Task directions: The expected output is every record below, transcribed exactly, with the pictures left out.

Start of Listed entries

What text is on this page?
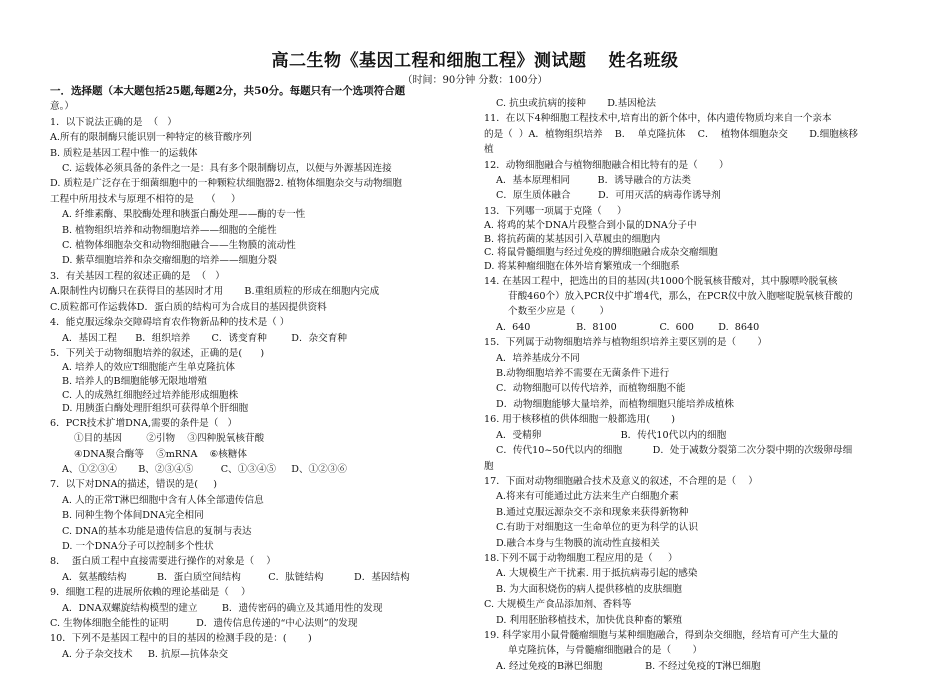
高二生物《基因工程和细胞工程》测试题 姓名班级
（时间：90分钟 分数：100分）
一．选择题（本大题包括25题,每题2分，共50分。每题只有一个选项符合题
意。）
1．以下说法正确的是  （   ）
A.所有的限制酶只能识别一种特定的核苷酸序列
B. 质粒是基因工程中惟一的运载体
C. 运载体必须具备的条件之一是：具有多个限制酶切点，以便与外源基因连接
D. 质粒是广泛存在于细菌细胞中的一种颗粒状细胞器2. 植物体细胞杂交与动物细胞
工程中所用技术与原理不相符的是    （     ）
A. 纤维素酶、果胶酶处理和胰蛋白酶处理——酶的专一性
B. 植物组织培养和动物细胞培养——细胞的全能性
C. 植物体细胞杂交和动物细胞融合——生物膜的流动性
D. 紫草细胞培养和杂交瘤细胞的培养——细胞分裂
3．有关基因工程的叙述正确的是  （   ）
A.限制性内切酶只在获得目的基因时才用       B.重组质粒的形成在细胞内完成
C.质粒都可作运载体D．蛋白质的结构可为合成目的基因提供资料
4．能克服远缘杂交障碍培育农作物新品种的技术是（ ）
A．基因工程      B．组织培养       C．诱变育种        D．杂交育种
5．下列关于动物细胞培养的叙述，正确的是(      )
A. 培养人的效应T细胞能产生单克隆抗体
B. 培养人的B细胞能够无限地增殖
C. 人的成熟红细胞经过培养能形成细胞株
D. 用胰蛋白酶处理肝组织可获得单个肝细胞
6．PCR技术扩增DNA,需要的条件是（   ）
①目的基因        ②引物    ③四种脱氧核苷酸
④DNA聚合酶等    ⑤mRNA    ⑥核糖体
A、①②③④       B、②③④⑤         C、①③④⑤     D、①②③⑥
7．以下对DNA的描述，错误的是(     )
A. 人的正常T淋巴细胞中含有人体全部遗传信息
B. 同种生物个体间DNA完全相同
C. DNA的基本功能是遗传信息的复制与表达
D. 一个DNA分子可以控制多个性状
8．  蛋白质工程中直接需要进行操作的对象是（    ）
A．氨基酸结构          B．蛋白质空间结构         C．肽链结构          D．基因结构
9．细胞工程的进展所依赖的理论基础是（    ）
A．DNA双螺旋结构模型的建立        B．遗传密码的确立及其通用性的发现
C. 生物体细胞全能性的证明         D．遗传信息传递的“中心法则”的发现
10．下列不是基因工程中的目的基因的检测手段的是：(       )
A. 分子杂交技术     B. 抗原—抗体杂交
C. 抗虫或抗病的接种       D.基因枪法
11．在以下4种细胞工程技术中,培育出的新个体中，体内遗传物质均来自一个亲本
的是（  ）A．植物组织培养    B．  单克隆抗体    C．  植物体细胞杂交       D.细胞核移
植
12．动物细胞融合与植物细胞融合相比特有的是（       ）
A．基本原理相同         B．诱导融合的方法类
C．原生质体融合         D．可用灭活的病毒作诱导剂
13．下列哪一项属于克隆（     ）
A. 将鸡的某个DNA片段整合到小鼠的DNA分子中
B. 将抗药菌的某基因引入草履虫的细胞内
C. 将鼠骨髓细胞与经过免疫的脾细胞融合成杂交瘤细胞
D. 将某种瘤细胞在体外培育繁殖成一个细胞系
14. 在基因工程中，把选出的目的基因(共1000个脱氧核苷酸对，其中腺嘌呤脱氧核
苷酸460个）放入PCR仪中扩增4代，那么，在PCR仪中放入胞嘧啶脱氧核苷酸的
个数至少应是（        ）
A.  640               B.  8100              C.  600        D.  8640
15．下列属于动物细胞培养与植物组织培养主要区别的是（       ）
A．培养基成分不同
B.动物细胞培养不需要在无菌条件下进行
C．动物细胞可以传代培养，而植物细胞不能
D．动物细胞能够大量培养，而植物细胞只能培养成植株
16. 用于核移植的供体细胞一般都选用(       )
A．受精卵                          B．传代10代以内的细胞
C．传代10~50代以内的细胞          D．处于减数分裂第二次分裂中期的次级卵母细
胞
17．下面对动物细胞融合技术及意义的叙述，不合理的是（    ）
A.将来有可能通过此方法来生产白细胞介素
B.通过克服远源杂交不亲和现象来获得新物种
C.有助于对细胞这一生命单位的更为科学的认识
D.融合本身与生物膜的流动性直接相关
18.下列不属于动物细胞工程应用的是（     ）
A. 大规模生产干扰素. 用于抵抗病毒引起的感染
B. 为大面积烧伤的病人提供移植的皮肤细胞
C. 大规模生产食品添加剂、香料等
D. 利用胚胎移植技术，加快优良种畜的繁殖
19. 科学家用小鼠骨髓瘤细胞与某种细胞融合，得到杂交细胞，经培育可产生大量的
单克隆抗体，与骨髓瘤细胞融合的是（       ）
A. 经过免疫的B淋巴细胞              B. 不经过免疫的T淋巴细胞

End of Listed entries

Result:
What text is on this page?
高二生物《基因工程和细胞工程》测试题 姓名班级
（时间：90分钟 分数：100分）
一．选择题（本大题包括25题,每题2分，共50分。每题只有一个选项符合题
意。）
1．以下说法正确的是  （   ）
A.所有的限制酶只能识别一种特定的核苷酸序列
B. 质粒是基因工程中惟一的运载体
C. 运载体必须具备的条件之一是：具有多个限制酶切点，以便与外源基因连接
D. 质粒是广泛存在于细菌细胞中的一种颗粒状细胞器2. 植物体细胞杂交与动物细胞
工程中所用技术与原理不相符的是    （     ）
A. 纤维素酶、果胶酶处理和胰蛋白酶处理——酶的专一性
B. 植物组织培养和动物细胞培养——细胞的全能性
C. 植物体细胞杂交和动物细胞融合——生物膜的流动性
D. 紫草细胞培养和杂交瘤细胞的培养——细胞分裂
3．有关基因工程的叙述正确的是  （   ）
A.限制性内切酶只在获得目的基因时才用       B.重组质粒的形成在细胞内完成
C.质粒都可作运载体D．蛋白质的结构可为合成目的基因提供资料
4．能克服远缘杂交障碍培育农作物新品种的技术是（ ）
A．基因工程      B．组织培养       C．诱变育种        D．杂交育种
5．下列关于动物细胞培养的叙述，正确的是(      )
A. 培养人的效应T细胞能产生单克隆抗体
B. 培养人的B细胞能够无限地增殖
C. 人的成熟红细胞经过培养能形成细胞株
D. 用胰蛋白酶处理肝组织可获得单个肝细胞
6．PCR技术扩增DNA,需要的条件是（   ）
①目的基因        ②引物    ③四种脱氧核苷酸
④DNA聚合酶等    ⑤mRNA    ⑥核糖体
A、①②③④       B、②③④⑤         C、①③④⑤     D、①②③⑥
7．以下对DNA的描述，错误的是(     )
A. 人的正常T淋巴细胞中含有人体全部遗传信息
B. 同种生物个体间DNA完全相同
C. DNA的基本功能是遗传信息的复制与表达
D. 一个DNA分子可以控制多个性状
8．  蛋白质工程中直接需要进行操作的对象是（    ）
A．氨基酸结构          B．蛋白质空间结构         C．肽链结构          D．基因结构
9．细胞工程的进展所依赖的理论基础是（    ）
A．DNA双螺旋结构模型的建立        B．遗传密码的确立及其通用性的发现
C. 生物体细胞全能性的证明         D．遗传信息传递的“中心法则”的发现
10．下列不是基因工程中的目的基因的检测手段的是：(       )
A. 分子杂交技术     B. 抗原—抗体杂交
C. 抗虫或抗病的接种       D.基因枪法
11．在以下4种细胞工程技术中,培育出的新个体中，体内遗传物质均来自一个亲本
的是（  ）A．植物组织培养    B．  单克隆抗体    C．  植物体细胞杂交       D.细胞核移
植
12．动物细胞融合与植物细胞融合相比特有的是（       ）
A．基本原理相同         B．诱导融合的方法类
C．原生质体融合         D．可用灭活的病毒作诱导剂
13．下列哪一项属于克隆（     ）
A. 将鸡的某个DNA片段整合到小鼠的DNA分子中
B. 将抗药菌的某基因引入草履虫的细胞内
C. 将鼠骨髓细胞与经过免疫的脾细胞融合成杂交瘤细胞
D. 将某种瘤细胞在体外培育繁殖成一个细胞系
14. 在基因工程中，把选出的目的基因(共1000个脱氧核苷酸对，其中腺嘌呤脱氧核
苷酸460个）放入PCR仪中扩增4代，那么，在PCR仪中放入胞嘧啶脱氧核苷酸的
个数至少应是（        ）
A.  640               B.  8100              C.  600        D.  8640
15．下列属于动物细胞培养与植物组织培养主要区别的是（       ）
A．培养基成分不同
B.动物细胞培养不需要在无菌条件下进行
C．动物细胞可以传代培养，而植物细胞不能
D．动物细胞能够大量培养，而植物细胞只能培养成植株
16. 用于核移植的供体细胞一般都选用(       )
A．受精卵                          B．传代10代以内的细胞
C．传代10~50代以内的细胞          D．处于减数分裂第二次分裂中期的次级卵母细
胞
17．下面对动物细胞融合技术及意义的叙述，不合理的是（    ）
A.将来有可能通过此方法来生产白细胞介素
B.通过克服远源杂交不亲和现象来获得新物种
C.有助于对细胞这一生命单位的更为科学的认识
D.融合本身与生物膜的流动性直接相关
18.下列不属于动物细胞工程应用的是（     ）
A. 大规模生产干扰素. 用于抵抗病毒引起的感染
B. 为大面积烧伤的病人提供移植的皮肤细胞
C. 大规模生产食品添加剂、香料等
D. 利用胚胎移植技术，加快优良种畜的繁殖
19. 科学家用小鼠骨髓瘤细胞与某种细胞融合，得到杂交细胞，经培育可产生大量的
单克隆抗体，与骨髓瘤细胞融合的是（       ）
A. 经过免疫的B淋巴细胞              B. 不经过免疫的T淋巴细胞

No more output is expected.